• WHAT THIS TASK INVOLVES: Output a single figure: the number of lines in which the word "heading" appears.

Collected data:
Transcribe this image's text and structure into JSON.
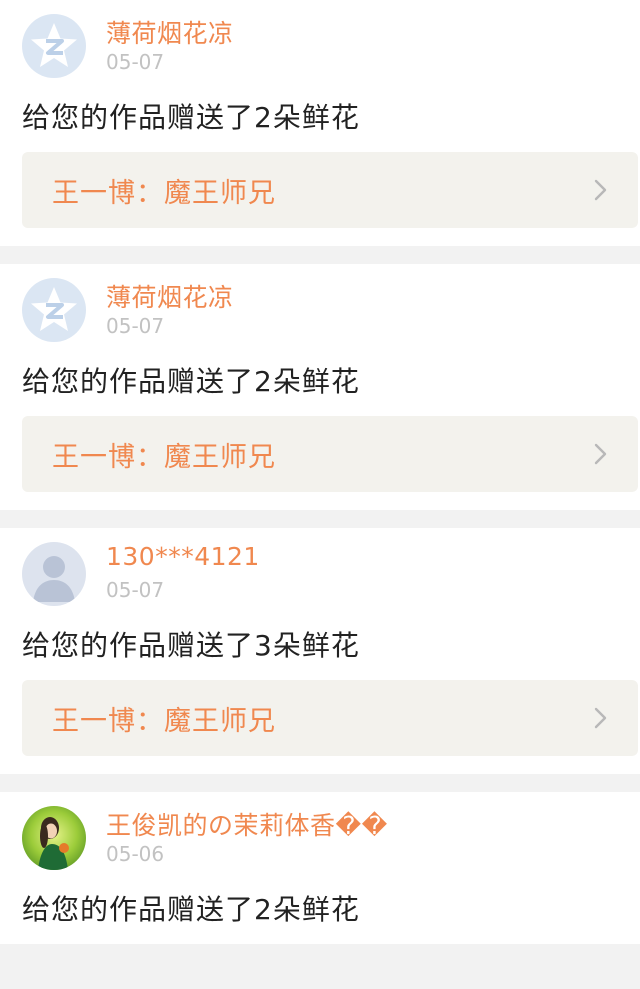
{
  "feed": [
    {
      "user_name": "薄荷烟花凉",
      "date": "05-07",
      "avatar_type": "qzone-default",
      "message": "给您的作品赠送了2朵鲜花",
      "work_title": "王一博：魔王师兄"
    },
    {
      "user_name": "薄荷烟花凉",
      "date": "05-07",
      "avatar_type": "qzone-default",
      "message": "给您的作品赠送了2朵鲜花",
      "work_title": "王一博：魔王师兄"
    },
    {
      "user_name": "130***4121",
      "date": "05-07",
      "avatar_type": "person-placeholder",
      "message": "给您的作品赠送了3朵鲜花",
      "work_title": "王一博：魔王师兄"
    },
    {
      "user_name": "王俊凯的の茉莉体香��",
      "date": "05-06",
      "avatar_type": "photo-girl-green",
      "message": "给您的作品赠送了2朵鲜花"
    }
  ],
  "colors": {
    "accent": "#f0884f",
    "date": "#c2c2c2",
    "work_bg": "#f3f2ed",
    "page_bg": "#f2f2f2"
  },
  "icons": {
    "chevron": "chevron-right-icon"
  }
}
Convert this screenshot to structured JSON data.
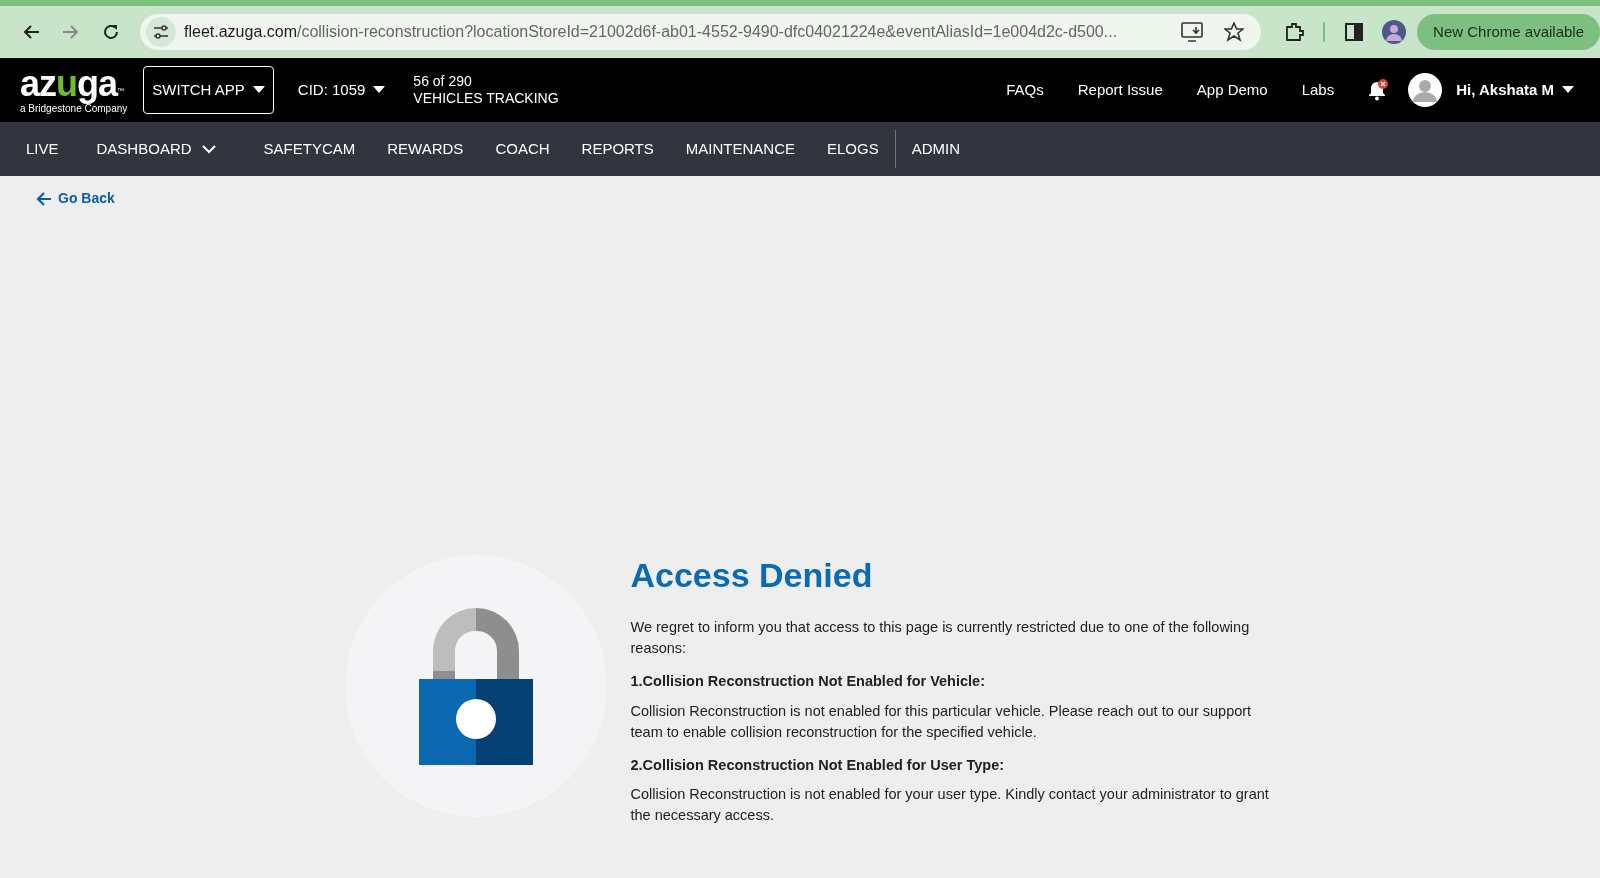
{
  "browser": {
    "url_domain": "fleet.azuga.com",
    "url_path": "/collision-reconstruction?locationStoreId=21002d6f-ab01-4552-9490-dfc04021224e&eventAliasId=1e004d2c-d500...",
    "update_button": "New Chrome available"
  },
  "header": {
    "logo": {
      "parts": [
        "az",
        "u",
        "ga"
      ],
      "trademark": "™",
      "tagline": "a Bridgestone Company"
    },
    "switch_app": "SWITCH APP",
    "cid": "CID: 1059",
    "tracking_count": "56 of 290",
    "tracking_label": "VEHICLES TRACKING",
    "links": [
      "FAQs",
      "Report Issue",
      "App Demo",
      "Labs"
    ],
    "notifications_alert": true,
    "user": "Hi, Akshata M"
  },
  "nav": {
    "items": [
      {
        "label": "LIVE",
        "kind": "link",
        "separated": false
      },
      {
        "label": "DASHBOARD",
        "kind": "dropdown",
        "separated": false
      },
      {
        "label": "SAFETYCAM",
        "kind": "link",
        "separated": false
      },
      {
        "label": "REWARDS",
        "kind": "link",
        "separated": false
      },
      {
        "label": "COACH",
        "kind": "link",
        "separated": false
      },
      {
        "label": "REPORTS",
        "kind": "link",
        "separated": false
      },
      {
        "label": "MAINTENANCE",
        "kind": "link",
        "separated": false
      },
      {
        "label": "ELOGS",
        "kind": "link",
        "separated": false
      },
      {
        "label": "ADMIN",
        "kind": "link",
        "separated": true
      }
    ]
  },
  "back_link": "Go Back",
  "message": {
    "title": "Access Denied",
    "intro": "We regret to inform you that access to this page is currently restricted due to one of the following reasons:",
    "reasons": [
      {
        "heading": "1.Collision Reconstruction Not Enabled for Vehicle:",
        "text": "Collision Reconstruction is not enabled for this particular vehicle. Please reach out to our support team to enable collision reconstruction for the specified vehicle."
      },
      {
        "heading": "2.Collision Reconstruction Not Enabled for User Type:",
        "text": "Collision Reconstruction is not enabled for your user type. Kindly contact your administrator to grant the necessary access."
      }
    ]
  }
}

• RESULT OF THE EXERCISE: 2